# Favorite caulk gun?



## metomeya (Apr 20, 2006)

Anybody have a favorite caulk gun?

I just use the cheap ones you can find anywhere. Is there really a difference (never tried any others, only bad experience was a can oozing from the back, but I think that was just a bad tube.)


----------



## wmass (Nov 6, 2005)

*caulking guns*

I use the Dripless (CH200) 
Best guns Ive used, About 5.99 at Sherwin Williams:thumbsup: 
Steve


----------



## slickshift (Jun 14, 2005)

Dripless


----------



## paint works (Nov 22, 2006)

dripless @ Sherwin
​


----------



## DelW (Jul 7, 2005)

wmass said:


> I use the Dripless (CH200)
> Best guns Ive used, About 5.99 at Sherwin Williams:thumbsup:
> Steve


Ditto:thumbsup:


----------



## KellyPainting (May 30, 2006)

Drippplessss....


(sorry, I drooled on myself)


----------



## ProWallGuy (Oct 17, 2003)

Whichever one has a tube in it that ain't hard yet.


----------



## MarvinWilleyJr (Sep 26, 2006)

**YOUR TASK:**
Pick up the forum thread about favorite caulk guns and continue it from its last line. The material that comes next has no connection to the caulk gun thread.

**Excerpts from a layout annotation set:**
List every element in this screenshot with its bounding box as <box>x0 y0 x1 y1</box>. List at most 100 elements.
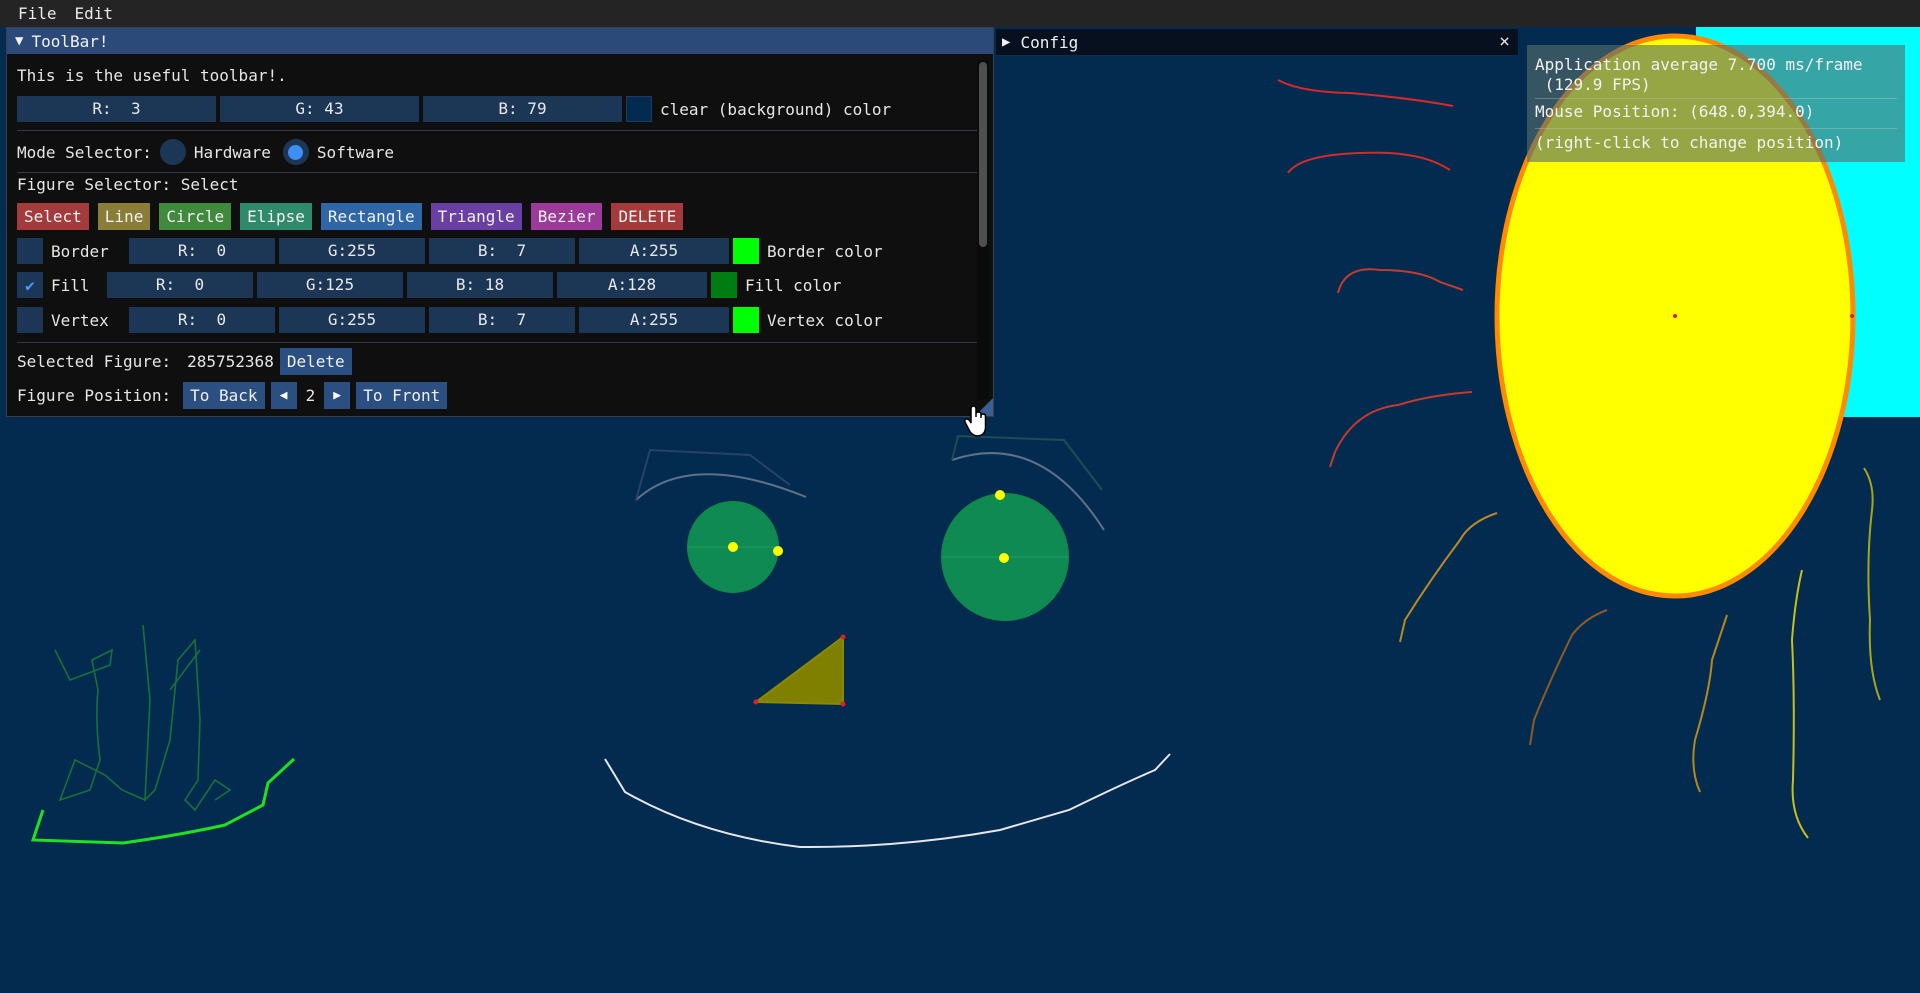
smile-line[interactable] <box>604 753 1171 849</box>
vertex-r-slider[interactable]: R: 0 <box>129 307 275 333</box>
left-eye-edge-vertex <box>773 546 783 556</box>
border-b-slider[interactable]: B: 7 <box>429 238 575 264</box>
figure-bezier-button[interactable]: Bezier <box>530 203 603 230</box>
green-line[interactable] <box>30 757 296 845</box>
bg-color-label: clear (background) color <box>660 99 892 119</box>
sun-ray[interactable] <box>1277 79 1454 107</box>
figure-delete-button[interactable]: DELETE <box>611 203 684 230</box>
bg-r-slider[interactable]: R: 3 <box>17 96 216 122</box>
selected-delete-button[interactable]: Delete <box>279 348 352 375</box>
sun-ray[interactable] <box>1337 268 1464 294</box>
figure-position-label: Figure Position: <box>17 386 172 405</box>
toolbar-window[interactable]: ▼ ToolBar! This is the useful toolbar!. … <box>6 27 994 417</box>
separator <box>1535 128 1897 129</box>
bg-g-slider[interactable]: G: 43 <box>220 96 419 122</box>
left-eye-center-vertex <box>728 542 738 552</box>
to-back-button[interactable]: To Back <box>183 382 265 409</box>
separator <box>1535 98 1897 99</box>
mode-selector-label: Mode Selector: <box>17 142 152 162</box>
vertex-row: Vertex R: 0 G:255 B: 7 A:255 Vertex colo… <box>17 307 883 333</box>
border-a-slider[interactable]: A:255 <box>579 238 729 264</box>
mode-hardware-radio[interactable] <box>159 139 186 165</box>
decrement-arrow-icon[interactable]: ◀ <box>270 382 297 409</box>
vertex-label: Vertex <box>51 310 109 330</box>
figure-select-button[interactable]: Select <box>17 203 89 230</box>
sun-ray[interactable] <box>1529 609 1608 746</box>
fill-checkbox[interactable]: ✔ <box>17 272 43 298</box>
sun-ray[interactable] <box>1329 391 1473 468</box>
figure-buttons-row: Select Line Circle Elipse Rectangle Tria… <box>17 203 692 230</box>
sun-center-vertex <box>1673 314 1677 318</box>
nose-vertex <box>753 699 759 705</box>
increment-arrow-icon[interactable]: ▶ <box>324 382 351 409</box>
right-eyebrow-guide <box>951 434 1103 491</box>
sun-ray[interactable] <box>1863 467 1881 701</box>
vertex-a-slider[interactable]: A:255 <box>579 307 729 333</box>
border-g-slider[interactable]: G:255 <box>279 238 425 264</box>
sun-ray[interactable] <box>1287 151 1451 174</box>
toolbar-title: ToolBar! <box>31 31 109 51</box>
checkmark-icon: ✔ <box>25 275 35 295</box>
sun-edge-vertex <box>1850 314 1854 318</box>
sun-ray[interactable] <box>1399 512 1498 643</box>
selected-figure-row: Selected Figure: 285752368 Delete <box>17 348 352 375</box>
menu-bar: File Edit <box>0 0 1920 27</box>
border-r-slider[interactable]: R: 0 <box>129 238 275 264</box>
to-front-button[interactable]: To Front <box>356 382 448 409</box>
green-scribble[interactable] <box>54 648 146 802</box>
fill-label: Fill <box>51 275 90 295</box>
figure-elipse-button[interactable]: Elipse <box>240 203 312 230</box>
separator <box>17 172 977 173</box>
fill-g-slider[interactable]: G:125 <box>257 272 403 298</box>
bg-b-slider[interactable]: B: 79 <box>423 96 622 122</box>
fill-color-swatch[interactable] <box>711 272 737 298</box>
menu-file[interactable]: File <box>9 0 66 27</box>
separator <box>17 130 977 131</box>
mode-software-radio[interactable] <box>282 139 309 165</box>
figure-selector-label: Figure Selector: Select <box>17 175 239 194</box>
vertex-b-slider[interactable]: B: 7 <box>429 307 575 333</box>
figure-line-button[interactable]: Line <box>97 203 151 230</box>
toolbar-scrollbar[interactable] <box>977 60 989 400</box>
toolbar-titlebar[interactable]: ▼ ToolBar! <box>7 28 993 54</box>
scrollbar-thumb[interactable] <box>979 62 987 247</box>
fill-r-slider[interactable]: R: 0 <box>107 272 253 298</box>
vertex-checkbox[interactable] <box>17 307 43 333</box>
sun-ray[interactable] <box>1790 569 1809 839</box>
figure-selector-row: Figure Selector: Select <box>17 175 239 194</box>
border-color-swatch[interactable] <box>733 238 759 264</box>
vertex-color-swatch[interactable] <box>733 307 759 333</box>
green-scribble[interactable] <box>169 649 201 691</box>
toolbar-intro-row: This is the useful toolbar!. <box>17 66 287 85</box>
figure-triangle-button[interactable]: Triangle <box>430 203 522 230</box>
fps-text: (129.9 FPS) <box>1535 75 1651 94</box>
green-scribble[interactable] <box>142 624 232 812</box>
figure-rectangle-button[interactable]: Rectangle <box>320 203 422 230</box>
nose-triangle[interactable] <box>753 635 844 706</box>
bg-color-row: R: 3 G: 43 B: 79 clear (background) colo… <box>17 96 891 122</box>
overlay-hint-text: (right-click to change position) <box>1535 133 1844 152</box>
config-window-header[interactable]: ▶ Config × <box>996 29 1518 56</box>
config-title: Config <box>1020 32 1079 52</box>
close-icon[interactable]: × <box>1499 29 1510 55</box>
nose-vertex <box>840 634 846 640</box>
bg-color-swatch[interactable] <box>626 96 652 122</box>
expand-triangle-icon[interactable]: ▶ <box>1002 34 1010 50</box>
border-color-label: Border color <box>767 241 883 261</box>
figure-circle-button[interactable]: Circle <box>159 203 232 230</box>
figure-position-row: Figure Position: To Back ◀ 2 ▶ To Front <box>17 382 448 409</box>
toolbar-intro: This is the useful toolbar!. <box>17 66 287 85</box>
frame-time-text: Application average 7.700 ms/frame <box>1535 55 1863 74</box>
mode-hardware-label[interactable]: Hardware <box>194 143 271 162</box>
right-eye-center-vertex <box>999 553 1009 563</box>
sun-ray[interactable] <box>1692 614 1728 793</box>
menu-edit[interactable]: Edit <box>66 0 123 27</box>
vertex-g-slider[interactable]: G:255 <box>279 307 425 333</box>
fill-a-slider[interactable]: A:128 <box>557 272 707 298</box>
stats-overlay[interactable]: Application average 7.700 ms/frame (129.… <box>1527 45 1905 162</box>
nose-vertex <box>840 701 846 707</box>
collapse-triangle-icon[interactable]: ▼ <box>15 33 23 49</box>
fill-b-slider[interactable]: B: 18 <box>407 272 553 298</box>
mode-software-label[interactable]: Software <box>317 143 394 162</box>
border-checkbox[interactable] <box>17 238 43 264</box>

---

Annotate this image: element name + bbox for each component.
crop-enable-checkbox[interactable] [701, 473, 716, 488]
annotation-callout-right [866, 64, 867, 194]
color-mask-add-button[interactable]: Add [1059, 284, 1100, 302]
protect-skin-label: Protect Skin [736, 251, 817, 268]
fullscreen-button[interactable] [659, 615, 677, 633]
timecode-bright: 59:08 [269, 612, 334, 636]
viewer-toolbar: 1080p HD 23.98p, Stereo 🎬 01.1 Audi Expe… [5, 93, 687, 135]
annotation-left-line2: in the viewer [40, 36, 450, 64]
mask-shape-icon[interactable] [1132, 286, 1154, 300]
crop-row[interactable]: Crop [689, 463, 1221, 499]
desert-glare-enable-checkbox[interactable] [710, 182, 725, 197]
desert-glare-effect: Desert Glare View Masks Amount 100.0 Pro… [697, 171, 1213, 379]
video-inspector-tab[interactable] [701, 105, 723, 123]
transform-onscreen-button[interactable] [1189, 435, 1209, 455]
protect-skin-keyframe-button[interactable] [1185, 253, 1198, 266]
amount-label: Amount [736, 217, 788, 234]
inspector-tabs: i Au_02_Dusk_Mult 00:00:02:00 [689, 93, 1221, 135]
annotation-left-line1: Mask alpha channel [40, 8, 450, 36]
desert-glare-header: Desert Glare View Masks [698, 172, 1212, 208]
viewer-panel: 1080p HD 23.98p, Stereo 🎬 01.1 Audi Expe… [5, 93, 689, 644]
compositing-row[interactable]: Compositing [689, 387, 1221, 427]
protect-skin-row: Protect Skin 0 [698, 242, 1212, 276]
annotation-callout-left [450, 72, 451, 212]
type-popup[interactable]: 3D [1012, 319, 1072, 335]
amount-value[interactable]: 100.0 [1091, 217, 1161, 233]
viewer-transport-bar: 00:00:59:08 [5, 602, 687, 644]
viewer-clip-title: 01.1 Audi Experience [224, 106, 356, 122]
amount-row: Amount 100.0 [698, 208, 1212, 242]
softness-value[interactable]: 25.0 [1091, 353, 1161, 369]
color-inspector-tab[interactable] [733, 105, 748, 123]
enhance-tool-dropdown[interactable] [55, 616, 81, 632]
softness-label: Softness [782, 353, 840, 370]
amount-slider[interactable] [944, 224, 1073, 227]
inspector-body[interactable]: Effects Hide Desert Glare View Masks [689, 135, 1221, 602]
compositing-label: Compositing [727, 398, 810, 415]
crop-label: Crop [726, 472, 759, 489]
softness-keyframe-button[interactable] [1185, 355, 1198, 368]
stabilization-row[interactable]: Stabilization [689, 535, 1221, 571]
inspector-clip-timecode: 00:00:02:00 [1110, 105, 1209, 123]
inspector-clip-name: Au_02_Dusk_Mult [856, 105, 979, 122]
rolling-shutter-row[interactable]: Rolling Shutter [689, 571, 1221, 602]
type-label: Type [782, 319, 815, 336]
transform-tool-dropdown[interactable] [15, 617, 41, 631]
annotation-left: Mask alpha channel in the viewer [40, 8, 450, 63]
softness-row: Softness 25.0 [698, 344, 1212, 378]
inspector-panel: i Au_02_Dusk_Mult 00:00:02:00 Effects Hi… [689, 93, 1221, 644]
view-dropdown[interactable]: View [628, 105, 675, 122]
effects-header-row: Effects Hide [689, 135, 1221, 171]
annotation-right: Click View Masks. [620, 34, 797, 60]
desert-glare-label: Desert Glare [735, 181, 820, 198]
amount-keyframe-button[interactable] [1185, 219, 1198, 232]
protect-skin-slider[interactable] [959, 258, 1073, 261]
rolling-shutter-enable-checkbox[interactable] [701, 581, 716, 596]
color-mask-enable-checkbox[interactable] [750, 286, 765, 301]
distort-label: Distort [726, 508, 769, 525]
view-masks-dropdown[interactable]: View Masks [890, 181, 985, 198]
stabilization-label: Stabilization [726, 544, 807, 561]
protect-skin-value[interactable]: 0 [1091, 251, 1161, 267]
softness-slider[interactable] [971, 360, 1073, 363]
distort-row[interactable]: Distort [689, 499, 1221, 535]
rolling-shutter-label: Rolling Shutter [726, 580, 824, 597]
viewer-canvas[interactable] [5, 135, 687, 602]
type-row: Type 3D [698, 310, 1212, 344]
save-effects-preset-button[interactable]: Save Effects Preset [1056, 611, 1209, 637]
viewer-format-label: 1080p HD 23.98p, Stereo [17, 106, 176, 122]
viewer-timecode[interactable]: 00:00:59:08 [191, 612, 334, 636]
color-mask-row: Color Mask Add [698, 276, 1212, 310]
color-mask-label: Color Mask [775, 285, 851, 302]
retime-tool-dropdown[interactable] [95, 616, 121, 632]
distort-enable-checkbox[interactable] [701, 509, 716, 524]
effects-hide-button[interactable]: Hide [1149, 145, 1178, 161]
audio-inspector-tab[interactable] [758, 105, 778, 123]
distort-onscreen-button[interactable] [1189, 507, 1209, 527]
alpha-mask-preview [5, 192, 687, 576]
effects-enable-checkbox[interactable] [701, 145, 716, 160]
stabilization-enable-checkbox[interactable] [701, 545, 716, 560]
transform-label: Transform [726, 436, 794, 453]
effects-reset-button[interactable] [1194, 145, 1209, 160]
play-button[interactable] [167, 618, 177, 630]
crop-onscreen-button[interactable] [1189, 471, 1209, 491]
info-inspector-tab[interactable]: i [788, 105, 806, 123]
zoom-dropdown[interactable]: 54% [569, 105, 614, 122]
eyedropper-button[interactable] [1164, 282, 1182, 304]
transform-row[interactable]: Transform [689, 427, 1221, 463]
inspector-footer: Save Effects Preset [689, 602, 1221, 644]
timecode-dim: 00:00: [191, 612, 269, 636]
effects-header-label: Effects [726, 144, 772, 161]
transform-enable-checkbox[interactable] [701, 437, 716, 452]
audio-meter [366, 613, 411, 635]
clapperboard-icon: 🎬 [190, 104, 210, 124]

==

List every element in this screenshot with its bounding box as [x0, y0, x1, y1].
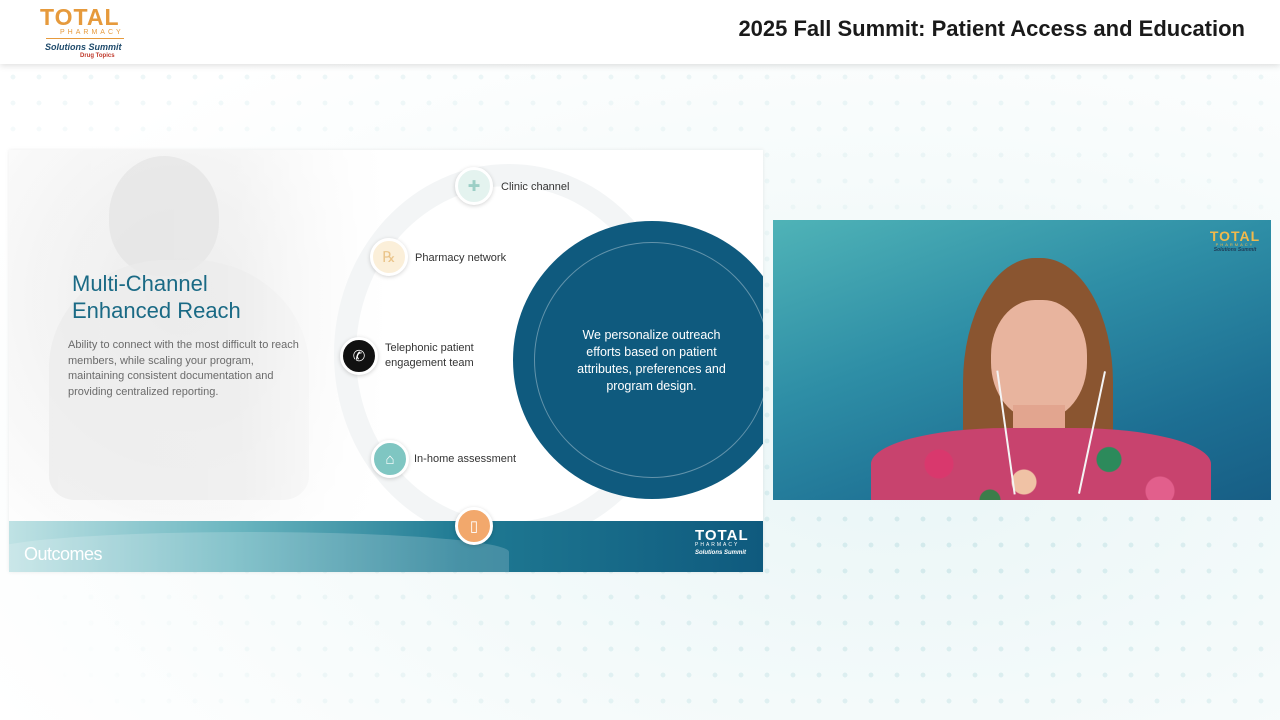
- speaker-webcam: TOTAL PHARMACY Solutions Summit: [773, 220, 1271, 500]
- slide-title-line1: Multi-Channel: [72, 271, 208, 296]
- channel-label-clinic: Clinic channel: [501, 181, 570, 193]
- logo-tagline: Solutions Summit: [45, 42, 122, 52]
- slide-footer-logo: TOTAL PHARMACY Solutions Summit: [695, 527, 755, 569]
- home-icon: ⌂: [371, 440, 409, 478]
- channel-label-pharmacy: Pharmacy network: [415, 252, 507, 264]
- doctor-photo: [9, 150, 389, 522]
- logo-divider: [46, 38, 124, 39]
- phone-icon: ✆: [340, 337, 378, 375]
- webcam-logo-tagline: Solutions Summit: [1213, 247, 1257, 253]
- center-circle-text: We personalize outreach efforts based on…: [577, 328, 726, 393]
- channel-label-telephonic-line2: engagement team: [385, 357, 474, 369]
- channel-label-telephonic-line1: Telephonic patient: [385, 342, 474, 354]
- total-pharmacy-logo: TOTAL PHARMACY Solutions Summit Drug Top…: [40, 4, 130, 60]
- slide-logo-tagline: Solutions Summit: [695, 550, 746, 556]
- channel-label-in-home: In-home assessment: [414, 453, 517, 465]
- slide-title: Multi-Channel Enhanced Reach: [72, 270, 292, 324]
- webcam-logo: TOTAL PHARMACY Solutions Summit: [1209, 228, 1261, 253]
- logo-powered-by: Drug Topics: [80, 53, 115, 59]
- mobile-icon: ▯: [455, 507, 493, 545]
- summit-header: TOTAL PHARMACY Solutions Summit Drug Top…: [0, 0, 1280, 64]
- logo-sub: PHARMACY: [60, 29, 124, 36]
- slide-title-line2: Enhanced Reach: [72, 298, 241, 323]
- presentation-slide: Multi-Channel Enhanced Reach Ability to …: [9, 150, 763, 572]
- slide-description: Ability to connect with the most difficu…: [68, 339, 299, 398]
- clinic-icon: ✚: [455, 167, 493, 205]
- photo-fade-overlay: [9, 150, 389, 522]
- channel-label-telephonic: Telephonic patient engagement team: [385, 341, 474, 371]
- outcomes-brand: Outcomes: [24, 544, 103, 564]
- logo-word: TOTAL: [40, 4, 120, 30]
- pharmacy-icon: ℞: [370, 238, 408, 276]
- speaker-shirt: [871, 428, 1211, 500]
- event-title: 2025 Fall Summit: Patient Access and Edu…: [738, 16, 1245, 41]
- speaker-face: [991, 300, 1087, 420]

**IN RESPONSE:**
I guess I have used too much NP1, cause I always use my old reliable Power Thrust ( I think that's what it's called ). I think I have had it for over 6 years.


----------



## JNLP (Oct 21, 2006)

Dripless: ETS 2000 Caulking Gun
The plastic one SW carries. I've had them all, and this one is the smoothest & last the longest yet. Well worth the $12.


----------



## painterofeveryt (Apr 8, 2005)

bought two cox caulking guns in 1996 ben using em ever since! no problems at all


----------



## metomeya (Apr 20, 2006)

So it is the CH200 or the ETS 2000 I'm looking for at SW?

Or are they the same?


----------



## JNLP (Oct 21, 2006)

metomeya said:


> So it is the CH200 or the ETS 2000 I'm looking for at SW?
> 
> Or are they the same?


SW carries 3-4 from Dripless. They have a nice metal one for I think $7, but the cutter on the one I had sucks, and it dripped like crazy. They have another one that looks the same but a few dollars less, no cutter, and it dripped so bad I threw it from my ladder got down & beat it with a hammer. Then the one made of plastic (you'll know it when you see it) is listed around $15, but only $12 on account. It has a little over flow sometimes but nowhere near as bad as the other two. The cutter is sharp & doesn't leave the little freys which cause a mess when caulking, and I it took a pretty big fall & didn't bend like the last one. Also the metal tube hook rotates unlike one of the other ones for easyily hooking to ladder rungs or whatever. Comfortable rubber trigger if you do alot of caulking like me which is nice after 8 hours of doing it non stop.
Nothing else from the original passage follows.